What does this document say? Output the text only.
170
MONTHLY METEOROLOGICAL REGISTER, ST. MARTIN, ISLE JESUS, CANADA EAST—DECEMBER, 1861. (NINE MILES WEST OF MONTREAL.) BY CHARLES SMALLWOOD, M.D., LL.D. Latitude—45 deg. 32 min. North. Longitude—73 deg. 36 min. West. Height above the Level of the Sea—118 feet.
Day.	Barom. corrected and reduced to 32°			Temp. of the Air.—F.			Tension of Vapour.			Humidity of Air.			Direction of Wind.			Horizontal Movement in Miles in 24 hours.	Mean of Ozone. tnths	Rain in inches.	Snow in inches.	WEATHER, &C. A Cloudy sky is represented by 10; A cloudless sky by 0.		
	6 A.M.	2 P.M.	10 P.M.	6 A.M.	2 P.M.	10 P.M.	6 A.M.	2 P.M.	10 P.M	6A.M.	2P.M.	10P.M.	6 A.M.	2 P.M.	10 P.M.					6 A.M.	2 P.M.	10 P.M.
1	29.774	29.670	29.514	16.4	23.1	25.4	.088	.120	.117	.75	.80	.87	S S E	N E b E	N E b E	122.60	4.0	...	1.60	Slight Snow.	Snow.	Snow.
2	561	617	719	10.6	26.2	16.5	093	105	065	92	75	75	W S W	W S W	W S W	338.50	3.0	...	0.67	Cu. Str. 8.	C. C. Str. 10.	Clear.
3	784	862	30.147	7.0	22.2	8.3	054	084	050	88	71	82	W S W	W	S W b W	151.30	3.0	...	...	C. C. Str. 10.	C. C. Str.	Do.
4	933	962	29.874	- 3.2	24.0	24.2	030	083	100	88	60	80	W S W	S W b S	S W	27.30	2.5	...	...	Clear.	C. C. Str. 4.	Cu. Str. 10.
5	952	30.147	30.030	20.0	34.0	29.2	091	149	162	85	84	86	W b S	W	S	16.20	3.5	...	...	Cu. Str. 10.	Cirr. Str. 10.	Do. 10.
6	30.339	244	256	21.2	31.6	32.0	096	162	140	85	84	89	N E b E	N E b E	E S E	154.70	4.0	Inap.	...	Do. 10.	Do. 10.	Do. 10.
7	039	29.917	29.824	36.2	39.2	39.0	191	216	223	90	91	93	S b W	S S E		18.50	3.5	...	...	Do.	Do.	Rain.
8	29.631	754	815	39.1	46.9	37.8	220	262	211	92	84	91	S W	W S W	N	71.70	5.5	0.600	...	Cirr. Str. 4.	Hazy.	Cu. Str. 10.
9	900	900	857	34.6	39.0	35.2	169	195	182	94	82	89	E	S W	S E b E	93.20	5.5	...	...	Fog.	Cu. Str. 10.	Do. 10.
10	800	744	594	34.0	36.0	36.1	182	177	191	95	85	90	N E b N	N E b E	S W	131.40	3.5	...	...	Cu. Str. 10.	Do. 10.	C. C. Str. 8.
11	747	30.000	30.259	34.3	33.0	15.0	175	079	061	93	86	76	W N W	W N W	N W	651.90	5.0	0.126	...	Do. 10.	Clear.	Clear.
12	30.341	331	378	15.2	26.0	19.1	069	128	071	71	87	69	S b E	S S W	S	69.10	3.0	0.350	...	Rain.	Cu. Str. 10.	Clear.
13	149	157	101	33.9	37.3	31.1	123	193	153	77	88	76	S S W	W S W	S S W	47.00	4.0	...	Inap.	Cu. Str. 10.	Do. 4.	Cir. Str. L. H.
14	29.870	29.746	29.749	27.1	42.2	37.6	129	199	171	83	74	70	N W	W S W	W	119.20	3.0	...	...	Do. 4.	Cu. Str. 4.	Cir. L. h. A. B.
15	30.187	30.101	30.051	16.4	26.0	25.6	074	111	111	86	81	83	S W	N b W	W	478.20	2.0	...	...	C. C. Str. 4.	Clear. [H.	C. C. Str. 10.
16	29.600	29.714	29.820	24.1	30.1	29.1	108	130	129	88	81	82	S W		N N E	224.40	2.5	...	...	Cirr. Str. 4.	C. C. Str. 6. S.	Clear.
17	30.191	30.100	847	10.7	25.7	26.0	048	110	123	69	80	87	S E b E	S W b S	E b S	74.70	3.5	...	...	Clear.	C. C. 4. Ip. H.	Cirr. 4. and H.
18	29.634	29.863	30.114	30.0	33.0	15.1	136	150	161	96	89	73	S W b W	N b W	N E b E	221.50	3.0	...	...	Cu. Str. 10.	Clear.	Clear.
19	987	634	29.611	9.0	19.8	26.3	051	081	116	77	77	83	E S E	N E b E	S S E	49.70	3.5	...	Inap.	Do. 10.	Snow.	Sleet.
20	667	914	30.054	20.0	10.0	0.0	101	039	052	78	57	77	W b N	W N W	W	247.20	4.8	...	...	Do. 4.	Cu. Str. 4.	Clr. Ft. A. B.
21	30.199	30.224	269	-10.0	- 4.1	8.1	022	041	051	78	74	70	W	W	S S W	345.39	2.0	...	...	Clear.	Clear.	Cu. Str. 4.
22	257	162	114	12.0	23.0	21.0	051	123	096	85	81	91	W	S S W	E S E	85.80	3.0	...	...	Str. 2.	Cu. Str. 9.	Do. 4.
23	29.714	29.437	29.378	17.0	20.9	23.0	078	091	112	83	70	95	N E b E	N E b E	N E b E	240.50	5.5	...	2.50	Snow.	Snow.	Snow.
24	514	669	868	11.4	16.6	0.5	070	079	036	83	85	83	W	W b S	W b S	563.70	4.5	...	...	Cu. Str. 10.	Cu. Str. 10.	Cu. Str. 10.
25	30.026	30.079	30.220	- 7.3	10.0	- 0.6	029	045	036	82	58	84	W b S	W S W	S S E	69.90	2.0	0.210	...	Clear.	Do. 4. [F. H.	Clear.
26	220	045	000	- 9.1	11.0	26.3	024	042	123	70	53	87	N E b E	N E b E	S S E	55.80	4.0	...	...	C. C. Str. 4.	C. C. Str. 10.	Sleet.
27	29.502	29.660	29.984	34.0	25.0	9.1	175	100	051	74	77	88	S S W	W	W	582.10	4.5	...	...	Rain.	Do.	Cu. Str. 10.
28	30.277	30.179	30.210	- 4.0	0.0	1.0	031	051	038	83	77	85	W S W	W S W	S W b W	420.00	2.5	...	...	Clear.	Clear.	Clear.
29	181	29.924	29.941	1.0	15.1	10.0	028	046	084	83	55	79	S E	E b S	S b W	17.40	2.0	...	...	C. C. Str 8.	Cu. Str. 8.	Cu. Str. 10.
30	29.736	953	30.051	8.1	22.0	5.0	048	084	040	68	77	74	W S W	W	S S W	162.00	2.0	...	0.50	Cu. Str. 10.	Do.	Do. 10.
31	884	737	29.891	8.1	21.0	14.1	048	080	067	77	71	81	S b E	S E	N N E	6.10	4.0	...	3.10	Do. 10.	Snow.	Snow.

═══

• [Aim]
Every line of the data above should be reproduced word for word.

• [Correct response]
What does this document say? Output the text only.
170
MONTHLY METEOROLOGICAL REGISTER, ST. MARTIN, ISLE JESUS, CANADA EAST—DECEMBER, 1861. (NINE MILES WEST OF MONTREAL.) BY CHARLES SMALLWOOD, M.D., LL.D. Latitude—45 deg. 32 min. North. Longitude—73 deg. 36 min. West. Height above the Level of the Sea—118 feet.
Day.	Barom. corrected and reduced to 32°			Temp. of the Air.—F.			Tension of Vapour.			Humidity of Air.			Direction of Wind.			Horizontal Movement in Miles in 24 hours.	Mean of Ozone. tnths	Rain in inches.	Snow in inches.	WEATHER, &C. A Cloudy sky is represented by 10; A cloudless sky by 0.		
	6 A.M.	2 P.M.	10 P.M.	6 A.M.	2 P.M.	10 P.M.	6 A.M.	2 P.M.	10 P.M	6A.M.	2P.M.	10P.M.	6 A.M.	2 P.M.	10 P.M.					6 A.M.	2 P.M.	10 P.M.
1	29.774	29.670	29.514	16.4	23.1	25.4	.088	.120	.117	.75	.80	.87	S S E	N E b E	N E b E	122.60	4.0	...	1.60	Slight Snow.	Snow.	Snow.
2	561	617	719	10.6	26.2	16.5	093	105	065	92	75	75	W S W	W S W	W S W	338.50	3.0	...	0.67	Cu. Str. 8.	C. C. Str. 10.	Clear.
3	784	862	30.147	7.0	22.2	8.3	054	084	050	88	71	82	W S W	W	S W b W	151.30	3.0	...	...	C. C. Str. 10.	C. C. Str.	Do.
4	933	962	29.874	- 3.2	24.0	24.2	030	083	100	88	60	80	W S W	S W b S	S W	27.30	2.5	...	...	Clear.	C. C. Str. 4.	Cu. Str. 10.
5	952	30.147	30.030	20.0	34.0	29.2	091	149	162	85	84	86	W b S	W	S	16.20	3.5	...	...	Cu. Str. 10.	Cirr. Str. 10.	Do. 10.
6	30.339	244	256	21.2	31.6	32.0	096	162	140	85	84	89	N E b E	N E b E	E S E	154.70	4.0	Inap.	...	Do. 10.	Do. 10.	Do. 10.
7	039	29.917	29.824	36.2	39.2	39.0	191	216	223	90	91	93	S b W	S S E		18.50	3.5	...	...	Do.	Do.	Rain.
8	29.631	754	815	39.1	46.9	37.8	220	262	211	92	84	91	S W	W S W	N	71.70	5.5	0.600	...	Cirr. Str. 4.	Hazy.	Cu. Str. 10.
9	900	900	857	34.6	39.0	35.2	169	195	182	94	82	89	E	S W	S E b E	93.20	5.5	...	...	Fog.	Cu. Str. 10.	Do. 10.
10	800	744	594	34.0	36.0	36.1	182	177	191	95	85	90	N E b N	N E b E	S W	131.40	3.5	...	...	Cu. Str. 10.	Do. 10.	C. C. Str. 8.
11	747	30.000	30.259	34.3	33.0	15.0	175	079	061	93	86	76	W N W	W N W	N W	651.90	5.0	0.126	...	Do. 10.	Clear.	Clear.
12	30.341	331	378	15.2	26.0	19.1	069	128	071	71	87	69	S b E	S S W	S	69.10	3.0	0.350	...	Rain.	Cu. Str. 10.	Clear.
13	149	157	101	33.9	37.3	31.1	123	193	153	77	88	76	S S W	W S W	S S W	47.00	4.0	...	Inap.	Cu. Str. 10.	Do. 4.	Cir. Str. L. H.
14	29.870	29.746	29.749	27.1	42.2	37.6	129	199	171	83	74	70	N W	W S W	W	119.20	3.0	...	...	Do. 4.	Cu. Str. 4.	Cir. L. h. A. B.
15	30.187	30.101	30.051	16.4	26.0	25.6	074	111	111	86	81	83	S W	N b W	W	478.20	2.0	...	...	C. C. Str. 4.	Clear. [H.	C. C. Str. 10.
16	29.600	29.714	29.820	24.1	30.1	29.1	108	130	129	88	81	82	S W		N N E	224.40	2.5	...	...	Cirr. Str. 4.	C. C. Str. 6. S.	Clear.
17	30.191	30.100	847	10.7	25.7	26.0	048	110	123	69	80	87	S E b E	S W b S	E b S	74.70	3.5	...	...	Clear.	C. C. 4. Ip. H.	Cirr. 4. and H.
18	29.634	29.863	30.114	30.0	33.0	15.1	136	150	161	96	89	73	S W b W	N b W	N E b E	221.50	3.0	...	...	Cu. Str. 10.	Clear.	Clear.
19	987	634	29.611	9.0	19.8	26.3	051	081	116	77	77	83	E S E	N E b E	S S E	49.70	3.5	...	Inap.	Do. 10.	Snow.	Sleet.
20	667	914	30.054	20.0	10.0	0.0	101	039	052	78	57	77	W b N	W N W	W	247.20	4.8	...	...	Do. 4.	Cu. Str. 4.	Clr. Ft. A. B.
21	30.199	30.224	269	-10.0	- 4.1	8.1	022	041	051	78	74	70	W	W	S S W	345.39	2.0	...	...	Clear.	Clear.	Cu. Str. 4.
22	257	162	114	12.0	23.0	21.0	051	123	096	85	81	91	W	S S W	E S E	85.80	3.0	...	...	Str. 2.	Cu. Str. 9.	Do. 4.
23	29.714	29.437	29.378	17.0	20.9	23.0	078	091	112	83	70	95	N E b E	N E b E	N E b E	240.50	5.5	...	2.50	Snow.	Snow.	Snow.
24	514	669	868	11.4	16.6	0.5	070	079	036	83	85	83	W	W b S	W b S	563.70	4.5	...	...	Cu. Str. 10.	Cu. Str. 10.	Cu. Str. 10.
25	30.026	30.079	30.220	- 7.3	10.0	- 0.6	029	045	036	82	58	84	W b S	W S W	S S E	69.90	2.0	0.210	...	Clear.	Do. 4. [F. H.	Clear.
26	220	045	000	- 9.1	11.0	26.3	024	042	123	70	53	87	N E b E	N E b E	S S E	55.80	4.0	...	...	C. C. Str. 4.	C. C. Str. 10.	Sleet.
27	29.502	29.660	29.984	34.0	25.0	9.1	175	100	051	74	77	88	S S W	W	W	582.10	4.5	...	...	Rain.	Do.	Cu. Str. 10.
28	30.277	30.179	30.210	- 4.0	0.0	1.0	031	051	038	83	77	85	W S W	W S W	S W b W	420.00	2.5	...	...	Clear.	Clear.	Clear.
29	181	29.924	29.941	1.0	15.1	10.0	028	046	084	83	55	79	S E	E b S	S b W	17.40	2.0	...	...	C. C. Str 8.	Cu. Str. 8.	Cu. Str. 10.
30	29.736	953	30.051	8.1	22.0	5.0	048	084	040	68	77	74	W S W	W	S S W	162.00	2.0	...	0.50	Cu. Str. 10.	Do.	Do. 10.
31	884	737	29.891	8.1	21.0	14.1	048	080	067	77	71	81	S b E	S E	N N E	6.10	4.0	...	3.10	Do. 10.	Snow.	Snow.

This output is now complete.